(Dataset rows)
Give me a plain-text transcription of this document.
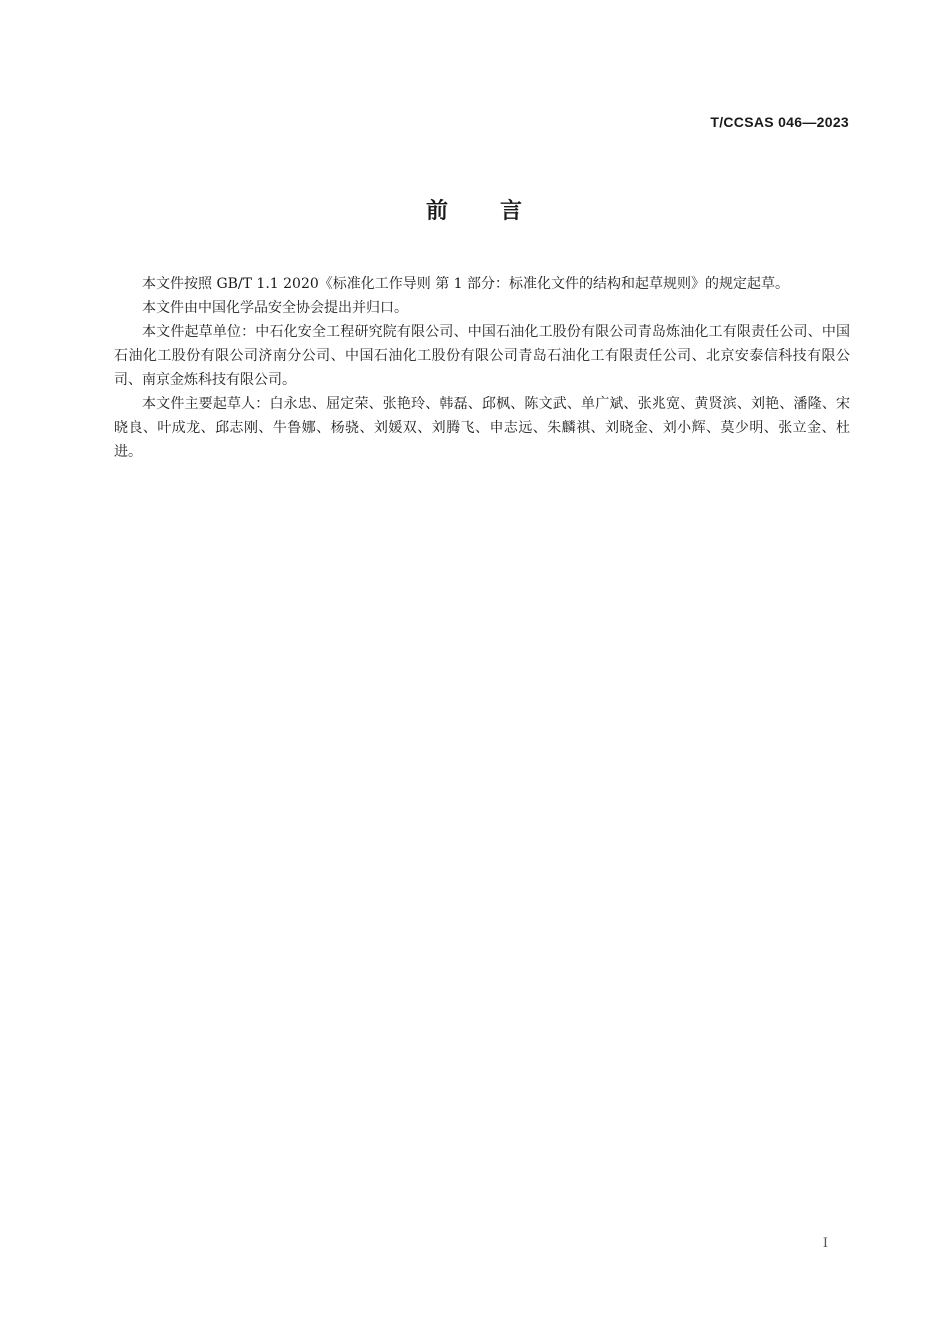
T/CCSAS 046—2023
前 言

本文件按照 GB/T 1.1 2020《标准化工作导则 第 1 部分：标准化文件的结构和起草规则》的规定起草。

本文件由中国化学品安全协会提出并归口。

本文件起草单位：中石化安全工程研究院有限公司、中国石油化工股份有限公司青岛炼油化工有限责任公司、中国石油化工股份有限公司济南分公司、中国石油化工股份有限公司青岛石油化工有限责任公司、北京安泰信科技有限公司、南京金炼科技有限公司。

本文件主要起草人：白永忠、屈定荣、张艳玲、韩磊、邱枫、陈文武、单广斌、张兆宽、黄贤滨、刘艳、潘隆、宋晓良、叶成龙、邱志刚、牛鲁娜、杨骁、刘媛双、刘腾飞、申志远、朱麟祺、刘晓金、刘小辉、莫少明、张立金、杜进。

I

_Exercise aim_.
From the listing, extract all text exactly as given and drop any picture.

_Answer below_.
Give me a plain-text transcription of this document.
T/CCSAS 046—2023
前 言

本文件按照 GB/T 1.1 2020《标准化工作导则 第 1 部分：标准化文件的结构和起草规则》的规定起草。

本文件由中国化学品安全协会提出并归口。

本文件起草单位：中石化安全工程研究院有限公司、中国石油化工股份有限公司青岛炼油化工有限责任公司、中国石油化工股份有限公司济南分公司、中国石油化工股份有限公司青岛石油化工有限责任公司、北京安泰信科技有限公司、南京金炼科技有限公司。

本文件主要起草人：白永忠、屈定荣、张艳玲、韩磊、邱枫、陈文武、单广斌、张兆宽、黄贤滨、刘艳、潘隆、宋晓良、叶成龙、邱志刚、牛鲁娜、杨骁、刘媛双、刘腾飞、申志远、朱麟祺、刘晓金、刘小辉、莫少明、张立金、杜进。

I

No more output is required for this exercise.